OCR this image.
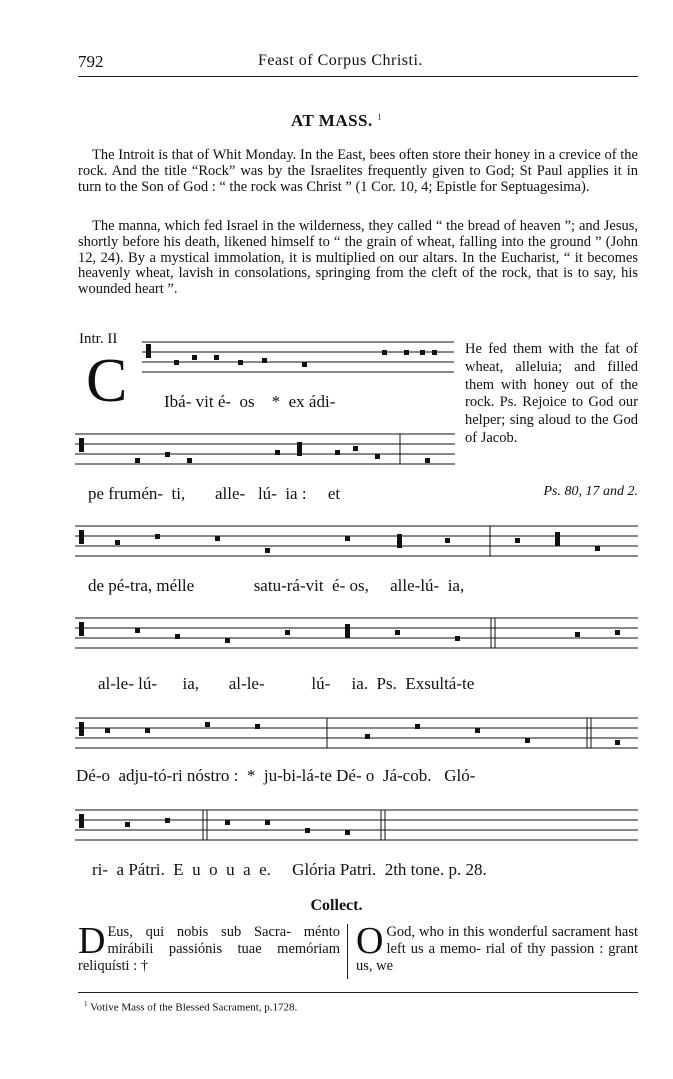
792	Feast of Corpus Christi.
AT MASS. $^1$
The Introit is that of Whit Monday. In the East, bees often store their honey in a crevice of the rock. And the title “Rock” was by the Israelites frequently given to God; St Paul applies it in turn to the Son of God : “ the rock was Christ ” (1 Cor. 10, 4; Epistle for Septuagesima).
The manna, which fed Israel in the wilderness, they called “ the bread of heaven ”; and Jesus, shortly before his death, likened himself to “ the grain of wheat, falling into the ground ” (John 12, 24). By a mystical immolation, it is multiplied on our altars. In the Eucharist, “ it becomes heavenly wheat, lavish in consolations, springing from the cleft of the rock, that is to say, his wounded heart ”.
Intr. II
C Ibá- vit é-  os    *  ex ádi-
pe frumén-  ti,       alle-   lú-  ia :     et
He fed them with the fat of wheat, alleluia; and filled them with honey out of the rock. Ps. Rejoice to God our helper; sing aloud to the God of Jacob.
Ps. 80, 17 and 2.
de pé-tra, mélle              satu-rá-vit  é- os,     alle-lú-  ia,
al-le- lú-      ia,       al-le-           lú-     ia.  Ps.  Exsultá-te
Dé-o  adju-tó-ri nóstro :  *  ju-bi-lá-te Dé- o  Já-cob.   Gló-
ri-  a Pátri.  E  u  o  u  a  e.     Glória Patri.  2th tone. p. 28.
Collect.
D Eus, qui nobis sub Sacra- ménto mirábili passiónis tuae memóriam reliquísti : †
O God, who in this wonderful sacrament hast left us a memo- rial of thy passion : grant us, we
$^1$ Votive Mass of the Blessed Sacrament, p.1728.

--*--

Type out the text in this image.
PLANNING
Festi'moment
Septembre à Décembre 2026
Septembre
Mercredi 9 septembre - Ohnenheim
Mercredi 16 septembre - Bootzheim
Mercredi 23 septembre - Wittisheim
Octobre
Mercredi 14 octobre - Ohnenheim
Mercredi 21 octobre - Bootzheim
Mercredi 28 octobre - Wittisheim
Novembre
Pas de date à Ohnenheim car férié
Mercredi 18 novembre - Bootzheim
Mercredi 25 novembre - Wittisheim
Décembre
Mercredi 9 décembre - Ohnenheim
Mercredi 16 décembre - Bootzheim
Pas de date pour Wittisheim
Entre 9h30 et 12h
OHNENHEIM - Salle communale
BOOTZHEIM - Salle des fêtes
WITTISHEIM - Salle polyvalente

--*--

* To be done *
Using the records above, copy every line that has the word "honey" in it.

* Task response *
The Introit is that of Whit Monday. In the East, bees often store their honey in a crevice of the rock. And the title “Rock” was by the Israelites frequently given to God; St Paul applies it in turn to the Son of God : “ the rock was Christ ” (1 Cor. 10, 4; Epistle for Septuagesima).
He fed them with the fat of wheat, alleluia; and filled them with honey out of the rock. Ps. Rejoice to God our helper; sing aloud to the God of Jacob.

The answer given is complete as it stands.